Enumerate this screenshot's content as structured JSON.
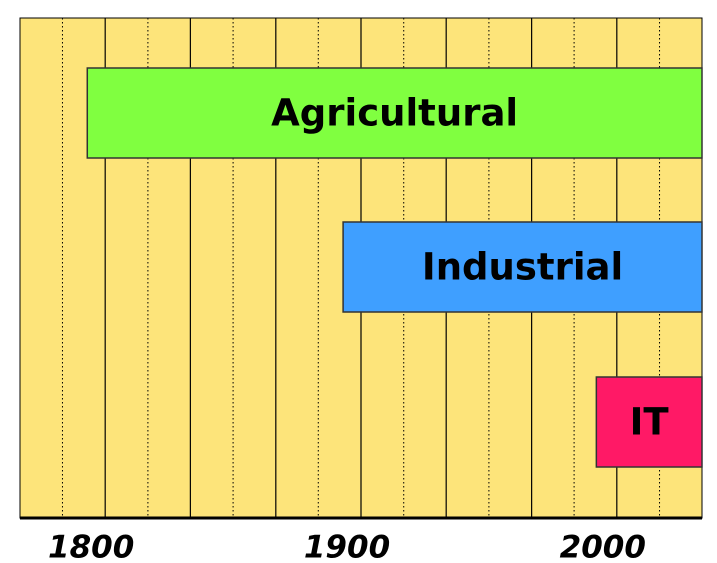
{
  "chart_data": {
    "type": "timeline",
    "categories": [
      "Agricultural",
      "Industrial",
      "IT"
    ],
    "start": [
      1793,
      1893,
      1992
    ],
    "end": [
      2033.3,
      2033.3,
      2033.3
    ],
    "colors": [
      "#80ff40",
      "#3f9fff",
      "#ff1966"
    ],
    "xlim": [
      1766.7,
      2033.3
    ],
    "xticks": [
      1800,
      1900,
      2000
    ],
    "xgrid_major": [
      1800,
      1833.3,
      1866.7,
      1900,
      1933.3,
      1966.7,
      2000
    ],
    "xgrid_minor": [
      1783.3,
      1816.7,
      1850,
      1883.3,
      1916.7,
      1950,
      1983.3,
      2016.7
    ],
    "background": "#fde47a"
  }
}
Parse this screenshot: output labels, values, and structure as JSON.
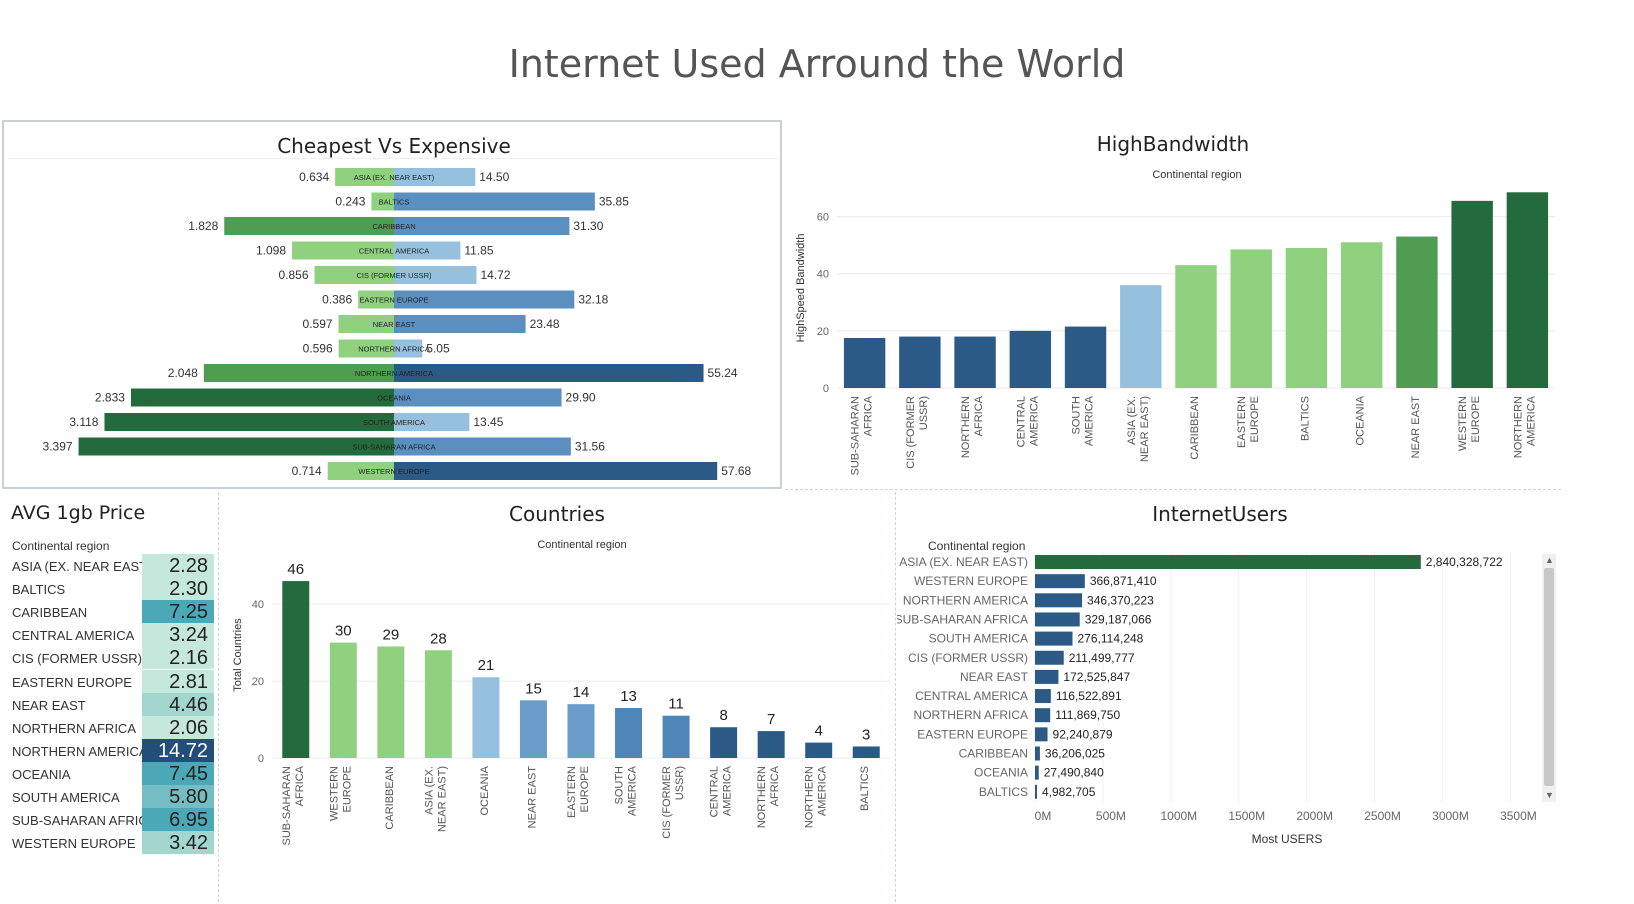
{
  "dashboard_title": "Internet Used Arround the World",
  "colors": {
    "dark_green": "#236b3c",
    "mid_green": "#4f9d52",
    "light_green": "#8fd17e",
    "light_blue": "#95c0de",
    "mid_blue": "#5b8fc0",
    "dark_blue": "#2b5a86"
  },
  "chart_data": [
    {
      "type": "bar",
      "title": "Cheapest Vs Expensive",
      "categories": [
        "ASIA (EX. NEAR EAST)",
        "BALTICS",
        "CARIBBEAN",
        "CENTRAL AMERICA",
        "CIS (FORMER USSR)",
        "EASTERN EUROPE",
        "NEAR EAST",
        "NORTHERN AFRICA",
        "NORTHERN AMERICA",
        "OCEANIA",
        "SOUTH AMERICA",
        "SUB-SAHARAN AFRICA",
        "WESTERN EUROPE"
      ],
      "series": [
        {
          "values": [
            0.634,
            0.243,
            1.828,
            1.098,
            0.856,
            0.386,
            0.597,
            0.596,
            2.048,
            2.833,
            3.118,
            3.397,
            0.714
          ]
        },
        {
          "values": [
            14.5,
            35.85,
            31.3,
            11.85,
            14.72,
            32.18,
            23.48,
            5.05,
            55.24,
            29.9,
            13.45,
            31.56,
            57.68
          ]
        }
      ],
      "left_labels": [
        "0.634",
        "0.243",
        "1.828",
        "1.098",
        "0.856",
        "0.386",
        "0.597",
        "0.596",
        "2.048",
        "2.833",
        "3.118",
        "3.397",
        "0.714"
      ],
      "right_labels": [
        "14.50",
        "35.85",
        "31.30",
        "11.85",
        "14.72",
        "32.18",
        "23.48",
        "5.05",
        "55.24",
        "29.90",
        "13.45",
        "31.56",
        "57.68"
      ]
    },
    {
      "type": "bar",
      "title": "HighBandwidth",
      "subtitle": "Continental region",
      "ylabel": "HighSpeed Bandwidth",
      "ylim": [
        0,
        70
      ],
      "yticks": [
        "0",
        "20",
        "40",
        "60"
      ],
      "categories": [
        "SUB-SAHARAN AFRICA",
        "CIS (FORMER USSR)",
        "NORTHERN AFRICA",
        "CENTRAL AMERICA",
        "SOUTH AMERICA",
        "ASIA (EX. NEAR EAST)",
        "CARIBBEAN",
        "EASTERN EUROPE",
        "BALTICS",
        "OCEANIA",
        "NEAR EAST",
        "WESTERN EUROPE",
        "NORTHERN AMERICA"
      ],
      "values": [
        17.5,
        18,
        18,
        20,
        21.5,
        36,
        43,
        48.5,
        49,
        51,
        53,
        65.5,
        68.5
      ]
    },
    {
      "type": "heatmap",
      "title": "AVG 1gb Price",
      "header": "Continental region",
      "categories": [
        "ASIA (EX. NEAR EAST)",
        "BALTICS",
        "CARIBBEAN",
        "CENTRAL AMERICA",
        "CIS (FORMER USSR)",
        "EASTERN EUROPE",
        "NEAR EAST",
        "NORTHERN AFRICA",
        "NORTHERN AMERICA",
        "OCEANIA",
        "SOUTH AMERICA",
        "SUB-SAHARAN AFRICA",
        "WESTERN EUROPE"
      ],
      "values": [
        2.28,
        2.3,
        7.25,
        3.24,
        2.16,
        2.81,
        4.46,
        2.06,
        14.72,
        7.45,
        5.8,
        6.95,
        3.42
      ],
      "labels": [
        "2.28",
        "2.30",
        "7.25",
        "3.24",
        "2.16",
        "2.81",
        "4.46",
        "2.06",
        "14.72",
        "7.45",
        "5.80",
        "6.95",
        "3.42"
      ]
    },
    {
      "type": "bar",
      "title": "Countries",
      "subtitle": "Continental region",
      "ylabel": "Total Countries",
      "ylim": [
        0,
        50
      ],
      "yticks": [
        "0",
        "20",
        "40"
      ],
      "categories": [
        "SUB-SAHARAN AFRICA",
        "WESTERN EUROPE",
        "CARIBBEAN",
        "ASIA (EX. NEAR EAST)",
        "OCEANIA",
        "NEAR EAST",
        "EASTERN EUROPE",
        "SOUTH AMERICA",
        "CIS (FORMER USSR)",
        "CENTRAL AMERICA",
        "NORTHERN AFRICA",
        "NORTHERN AMERICA",
        "BALTICS"
      ],
      "values": [
        46,
        30,
        29,
        28,
        21,
        15,
        14,
        13,
        11,
        8,
        7,
        4,
        3
      ]
    },
    {
      "type": "bar",
      "title": "InternetUsers",
      "header": "Continental region",
      "xlabel": "Most USERS",
      "xlim": [
        0,
        3600000000
      ],
      "xticks": [
        "0M",
        "500M",
        "1000M",
        "1500M",
        "2000M",
        "2500M",
        "3000M",
        "3500M"
      ],
      "categories": [
        "ASIA (EX. NEAR EAST)",
        "WESTERN EUROPE",
        "NORTHERN AMERICA",
        "SUB-SAHARAN AFRICA",
        "SOUTH AMERICA",
        "CIS (FORMER USSR)",
        "NEAR EAST",
        "CENTRAL AMERICA",
        "NORTHERN AFRICA",
        "EASTERN EUROPE",
        "CARIBBEAN",
        "OCEANIA",
        "BALTICS"
      ],
      "values": [
        2840328722,
        366871410,
        346370223,
        329187066,
        276114248,
        211499777,
        172525847,
        116522891,
        111869750,
        92240879,
        36206025,
        27490840,
        4982705
      ],
      "labels": [
        "2,840,328,722",
        "366,871,410",
        "346,370,223",
        "329,187,066",
        "276,114,248",
        "211,499,777",
        "172,525,847",
        "116,522,891",
        "111,869,750",
        "92,240,879",
        "36,206,025",
        "27,490,840",
        "4,982,705"
      ]
    }
  ]
}
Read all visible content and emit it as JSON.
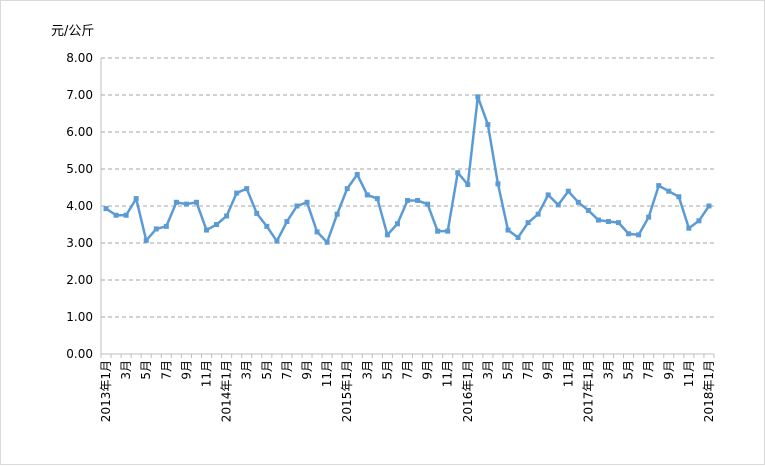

● ● ● ● ● ● ●

*EXERCISE PROMPT*:
Your copy should hold every record word for word and none of the pictures.

*RESULT OF THIS EXERCISE*:
Enumerate this screenshot's content as structured JSON.
{
  "chart_data": {
    "type": "timeline",
    "categories": [
      "Agricultural",
      "Industrial",
      "IT"
    ],
    "start": [
      1793,
      1893,
      1992
    ],
    "end": [
      2033.3,
      2033.3,
      2033.3
    ],
    "colors": [
      "#80ff40",
      "#3f9fff",
      "#ff1966"
    ],
    "xlim": [
      1766.7,
      2033.3
    ],
    "xticks": [
      1800,
      1900,
      2000
    ],
    "xgrid_major": [
      1800,
      1833.3,
      1866.7,
      1900,
      1933.3,
      1966.7,
      2000
    ],
    "xgrid_minor": [
      1783.3,
      1816.7,
      1850,
      1883.3,
      1916.7,
      1950,
      1983.3,
      2016.7
    ],
    "background": "#fde47a"
  }
}
Parse this screenshot: output labels, values, and structure as JSON.
{
  "dashboard_title": "Internet Used Arround the World",
  "colors": {
    "dark_green": "#236b3c",
    "mid_green": "#4f9d52",
    "light_green": "#8fd17e",
    "light_blue": "#95c0de",
    "mid_blue": "#5b8fc0",
    "dark_blue": "#2b5a86"
  },
  "chart_data": [
    {
      "type": "bar",
      "title": "Cheapest Vs Expensive",
      "categories": [
        "ASIA (EX. NEAR EAST)",
        "BALTICS",
        "CARIBBEAN",
        "CENTRAL AMERICA",
        "CIS (FORMER USSR)",
        "EASTERN EUROPE",
        "NEAR EAST",
        "NORTHERN AFRICA",
        "NORTHERN AMERICA",
        "OCEANIA",
        "SOUTH AMERICA",
        "SUB-SAHARAN AFRICA",
        "WESTERN EUROPE"
      ],
      "series": [
        {
          "values": [
            0.634,
            0.243,
            1.828,
            1.098,
            0.856,
            0.386,
            0.597,
            0.596,
            2.048,
            2.833,
            3.118,
            3.397,
            0.714
          ]
        },
        {
          "values": [
            14.5,
            35.85,
            31.3,
            11.85,
            14.72,
            32.18,
            23.48,
            5.05,
            55.24,
            29.9,
            13.45,
            31.56,
            57.68
          ]
        }
      ],
      "left_labels": [
        "0.634",
        "0.243",
        "1.828",
        "1.098",
        "0.856",
        "0.386",
        "0.597",
        "0.596",
        "2.048",
        "2.833",
        "3.118",
        "3.397",
        "0.714"
      ],
      "right_labels": [
        "14.50",
        "35.85",
        "31.30",
        "11.85",
        "14.72",
        "32.18",
        "23.48",
        "5.05",
        "55.24",
        "29.90",
        "13.45",
        "31.56",
        "57.68"
      ]
    },
    {
      "type": "bar",
      "title": "HighBandwidth",
      "subtitle": "Continental region",
      "ylabel": "HighSpeed Bandwidth",
      "ylim": [
        0,
        70
      ],
      "yticks": [
        "0",
        "20",
        "40",
        "60"
      ],
      "categories": [
        "SUB-SAHARAN AFRICA",
        "CIS (FORMER USSR)",
        "NORTHERN AFRICA",
        "CENTRAL AMERICA",
        "SOUTH AMERICA",
        "ASIA (EX. NEAR EAST)",
        "CARIBBEAN",
        "EASTERN EUROPE",
        "BALTICS",
        "OCEANIA",
        "NEAR EAST",
        "WESTERN EUROPE",
        "NORTHERN AMERICA"
      ],
      "values": [
        17.5,
        18,
        18,
        20,
        21.5,
        36,
        43,
        48.5,
        49,
        51,
        53,
        65.5,
        68.5
      ]
    },
    {
      "type": "heatmap",
      "title": "AVG 1gb Price",
      "header": "Continental region",
      "categories": [
        "ASIA (EX. NEAR EAST)",
        "BALTICS",
        "CARIBBEAN",
        "CENTRAL AMERICA",
        "CIS (FORMER USSR)",
        "EASTERN EUROPE",
        "NEAR EAST",
        "NORTHERN AFRICA",
        "NORTHERN AMERICA",
        "OCEANIA",
        "SOUTH AMERICA",
        "SUB-SAHARAN AFRICA",
        "WESTERN EUROPE"
      ],
      "values": [
        2.28,
        2.3,
        7.25,
        3.24,
        2.16,
        2.81,
        4.46,
        2.06,
        14.72,
        7.45,
        5.8,
        6.95,
        3.42
      ],
      "labels": [
        "2.28",
        "2.30",
        "7.25",
        "3.24",
        "2.16",
        "2.81",
        "4.46",
        "2.06",
        "14.72",
        "7.45",
        "5.80",
        "6.95",
        "3.42"
      ]
    },
    {
      "type": "bar",
      "title": "Countries",
      "subtitle": "Continental region",
      "ylabel": "Total Countries",
      "ylim": [
        0,
        50
      ],
      "yticks": [
        "0",
        "20",
        "40"
      ],
      "categories": [
        "SUB-SAHARAN AFRICA",
        "WESTERN EUROPE",
        "CARIBBEAN",
        "ASIA (EX. NEAR EAST)",
        "OCEANIA",
        "NEAR EAST",
        "EASTERN EUROPE",
        "SOUTH AMERICA",
        "CIS (FORMER USSR)",
        "CENTRAL AMERICA",
        "NORTHERN AFRICA",
        "NORTHERN AMERICA",
        "BALTICS"
      ],
      "values": [
        46,
        30,
        29,
        28,
        21,
        15,
        14,
        13,
        11,
        8,
        7,
        4,
        3
      ]
    },
    {
      "type": "bar",
      "title": "InternetUsers",
      "header": "Continental region",
      "xlabel": "Most USERS",
      "xlim": [
        0,
        3600000000
      ],
      "xticks": [
        "0M",
        "500M",
        "1000M",
        "1500M",
        "2000M",
        "2500M",
        "3000M",
        "3500M"
      ],
      "categories": [
        "ASIA (EX. NEAR EAST)",
        "WESTERN EUROPE",
        "NORTHERN AMERICA",
        "SUB-SAHARAN AFRICA",
        "SOUTH AMERICA",
        "CIS (FORMER USSR)",
        "NEAR EAST",
        "CENTRAL AMERICA",
        "NORTHERN AFRICA",
        "EASTERN EUROPE",
        "CARIBBEAN",
        "OCEANIA",
        "BALTICS"
      ],
      "values": [
        2840328722,
        366871410,
        346370223,
        329187066,
        276114248,
        211499777,
        172525847,
        116522891,
        111869750,
        92240879,
        36206025,
        27490840,
        4982705
      ],
      "labels": [
        "2,840,328,722",
        "366,871,410",
        "346,370,223",
        "329,187,066",
        "276,114,248",
        "211,499,777",
        "172,525,847",
        "116,522,891",
        "111,869,750",
        "92,240,879",
        "36,206,025",
        "27,490,840",
        "4,982,705"
      ]
    }
  ]
}
Read all visible content and emit it as JSON.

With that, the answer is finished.